··· Available data ···

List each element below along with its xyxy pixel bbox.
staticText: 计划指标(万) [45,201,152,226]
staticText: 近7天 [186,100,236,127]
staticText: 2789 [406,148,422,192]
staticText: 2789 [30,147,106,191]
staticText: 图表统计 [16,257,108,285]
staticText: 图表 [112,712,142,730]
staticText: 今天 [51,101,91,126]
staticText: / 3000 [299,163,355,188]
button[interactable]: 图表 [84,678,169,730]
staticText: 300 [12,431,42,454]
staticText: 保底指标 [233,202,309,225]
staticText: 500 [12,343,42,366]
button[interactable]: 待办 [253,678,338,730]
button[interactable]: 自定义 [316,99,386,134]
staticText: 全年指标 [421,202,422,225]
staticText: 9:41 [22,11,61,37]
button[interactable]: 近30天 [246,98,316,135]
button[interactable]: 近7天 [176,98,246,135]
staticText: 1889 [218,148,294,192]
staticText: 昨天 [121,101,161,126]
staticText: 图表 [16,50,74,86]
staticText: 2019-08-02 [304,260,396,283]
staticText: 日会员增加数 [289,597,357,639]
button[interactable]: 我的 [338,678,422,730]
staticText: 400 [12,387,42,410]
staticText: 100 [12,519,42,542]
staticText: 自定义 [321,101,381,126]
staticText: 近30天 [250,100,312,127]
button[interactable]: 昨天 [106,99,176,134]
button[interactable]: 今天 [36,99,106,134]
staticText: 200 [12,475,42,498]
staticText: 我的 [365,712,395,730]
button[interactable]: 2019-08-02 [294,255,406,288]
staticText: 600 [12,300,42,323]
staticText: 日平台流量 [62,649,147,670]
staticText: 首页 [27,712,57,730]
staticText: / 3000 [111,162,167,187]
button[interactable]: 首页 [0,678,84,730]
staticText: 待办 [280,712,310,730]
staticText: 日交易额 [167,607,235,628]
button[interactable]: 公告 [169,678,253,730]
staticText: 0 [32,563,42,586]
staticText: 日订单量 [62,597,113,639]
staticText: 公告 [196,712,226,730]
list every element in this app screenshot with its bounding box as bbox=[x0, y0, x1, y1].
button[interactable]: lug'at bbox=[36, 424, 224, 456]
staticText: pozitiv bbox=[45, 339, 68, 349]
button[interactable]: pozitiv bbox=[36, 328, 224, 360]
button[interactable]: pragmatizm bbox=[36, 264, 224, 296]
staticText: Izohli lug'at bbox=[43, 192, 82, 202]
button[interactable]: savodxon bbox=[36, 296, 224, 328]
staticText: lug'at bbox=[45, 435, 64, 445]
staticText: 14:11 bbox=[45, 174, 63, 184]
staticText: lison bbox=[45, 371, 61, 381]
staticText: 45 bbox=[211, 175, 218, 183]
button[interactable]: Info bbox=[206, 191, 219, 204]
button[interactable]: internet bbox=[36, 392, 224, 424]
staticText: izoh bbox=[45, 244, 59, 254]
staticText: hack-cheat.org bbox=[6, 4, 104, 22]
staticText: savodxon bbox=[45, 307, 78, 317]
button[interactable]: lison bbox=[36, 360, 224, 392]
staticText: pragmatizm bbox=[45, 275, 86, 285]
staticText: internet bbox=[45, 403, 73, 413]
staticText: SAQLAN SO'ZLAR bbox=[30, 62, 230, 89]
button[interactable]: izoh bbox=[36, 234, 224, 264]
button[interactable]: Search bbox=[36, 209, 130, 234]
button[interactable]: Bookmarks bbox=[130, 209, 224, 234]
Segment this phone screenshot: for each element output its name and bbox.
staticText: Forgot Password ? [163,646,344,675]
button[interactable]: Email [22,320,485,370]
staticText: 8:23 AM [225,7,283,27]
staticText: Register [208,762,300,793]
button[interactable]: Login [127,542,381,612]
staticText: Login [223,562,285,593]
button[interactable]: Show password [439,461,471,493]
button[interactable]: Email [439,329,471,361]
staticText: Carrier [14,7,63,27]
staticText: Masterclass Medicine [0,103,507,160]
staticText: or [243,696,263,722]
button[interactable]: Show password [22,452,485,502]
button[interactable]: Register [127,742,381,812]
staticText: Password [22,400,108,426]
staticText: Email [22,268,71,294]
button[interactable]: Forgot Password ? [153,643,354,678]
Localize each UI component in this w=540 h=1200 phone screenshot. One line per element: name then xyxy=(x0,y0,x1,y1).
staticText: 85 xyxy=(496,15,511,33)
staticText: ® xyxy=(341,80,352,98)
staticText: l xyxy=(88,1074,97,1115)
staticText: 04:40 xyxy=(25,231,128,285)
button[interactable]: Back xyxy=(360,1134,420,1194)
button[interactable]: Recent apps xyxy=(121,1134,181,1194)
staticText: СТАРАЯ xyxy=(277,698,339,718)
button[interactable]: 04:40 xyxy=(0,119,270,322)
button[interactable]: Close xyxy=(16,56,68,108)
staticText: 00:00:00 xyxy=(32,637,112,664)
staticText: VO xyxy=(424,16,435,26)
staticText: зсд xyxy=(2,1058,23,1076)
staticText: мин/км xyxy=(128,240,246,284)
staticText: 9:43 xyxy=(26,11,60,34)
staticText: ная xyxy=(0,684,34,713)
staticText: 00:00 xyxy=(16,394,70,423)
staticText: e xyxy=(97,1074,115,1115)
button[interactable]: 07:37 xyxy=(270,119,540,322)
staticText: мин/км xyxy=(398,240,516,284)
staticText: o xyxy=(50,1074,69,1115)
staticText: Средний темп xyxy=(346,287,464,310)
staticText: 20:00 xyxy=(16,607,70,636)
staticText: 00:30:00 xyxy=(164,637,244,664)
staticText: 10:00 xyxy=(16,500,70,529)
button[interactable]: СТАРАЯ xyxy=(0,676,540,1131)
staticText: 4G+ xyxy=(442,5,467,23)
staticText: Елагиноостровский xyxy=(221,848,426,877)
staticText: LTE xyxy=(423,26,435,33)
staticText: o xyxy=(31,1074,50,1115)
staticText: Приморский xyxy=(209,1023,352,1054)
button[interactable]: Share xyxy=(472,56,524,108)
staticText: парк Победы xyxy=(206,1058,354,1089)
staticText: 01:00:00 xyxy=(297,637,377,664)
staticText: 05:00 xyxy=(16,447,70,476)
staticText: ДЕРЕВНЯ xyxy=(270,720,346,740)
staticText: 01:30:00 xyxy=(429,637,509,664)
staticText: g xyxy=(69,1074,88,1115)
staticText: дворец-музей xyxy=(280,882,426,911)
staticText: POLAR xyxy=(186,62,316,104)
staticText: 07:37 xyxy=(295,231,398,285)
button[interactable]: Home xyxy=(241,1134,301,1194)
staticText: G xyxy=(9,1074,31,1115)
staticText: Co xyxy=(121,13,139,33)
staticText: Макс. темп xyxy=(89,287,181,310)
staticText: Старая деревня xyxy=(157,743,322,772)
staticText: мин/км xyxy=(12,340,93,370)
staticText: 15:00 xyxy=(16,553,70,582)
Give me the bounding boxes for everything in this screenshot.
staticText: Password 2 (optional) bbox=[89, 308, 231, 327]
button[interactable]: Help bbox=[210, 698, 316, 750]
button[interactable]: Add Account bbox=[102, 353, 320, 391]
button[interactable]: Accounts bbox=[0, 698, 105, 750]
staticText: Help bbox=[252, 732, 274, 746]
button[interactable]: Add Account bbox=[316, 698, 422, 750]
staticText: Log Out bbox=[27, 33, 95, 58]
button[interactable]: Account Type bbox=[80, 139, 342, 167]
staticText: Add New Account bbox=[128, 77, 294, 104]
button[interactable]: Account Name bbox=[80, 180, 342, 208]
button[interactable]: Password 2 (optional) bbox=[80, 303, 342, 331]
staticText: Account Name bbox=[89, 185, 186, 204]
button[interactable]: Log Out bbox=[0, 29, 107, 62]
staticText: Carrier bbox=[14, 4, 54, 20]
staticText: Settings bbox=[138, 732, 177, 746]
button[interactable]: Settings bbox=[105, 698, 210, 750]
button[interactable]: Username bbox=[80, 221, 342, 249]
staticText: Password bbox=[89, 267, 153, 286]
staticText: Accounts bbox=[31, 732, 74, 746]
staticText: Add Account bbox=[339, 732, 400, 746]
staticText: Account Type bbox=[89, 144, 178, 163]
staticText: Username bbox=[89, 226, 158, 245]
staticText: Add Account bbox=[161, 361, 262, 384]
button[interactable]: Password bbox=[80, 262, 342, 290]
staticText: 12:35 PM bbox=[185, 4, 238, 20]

···

Copy out the data above word for word, from the very first line down to the line that contains "staticText: 300 [12,431,42,454]", including that line.

List each element below along with its xyxy pixel bbox.
staticText: 计划指标(万) [45,201,152,226]
staticText: 近7天 [186,100,236,127]
staticText: 2789 [406,148,422,192]
staticText: 2789 [30,147,106,191]
staticText: 图表统计 [16,257,108,285]
staticText: 图表 [112,712,142,730]
staticText: 今天 [51,101,91,126]
staticText: / 3000 [299,163,355,188]
button[interactable]: 图表 [84,678,169,730]
staticText: 300 [12,431,42,454]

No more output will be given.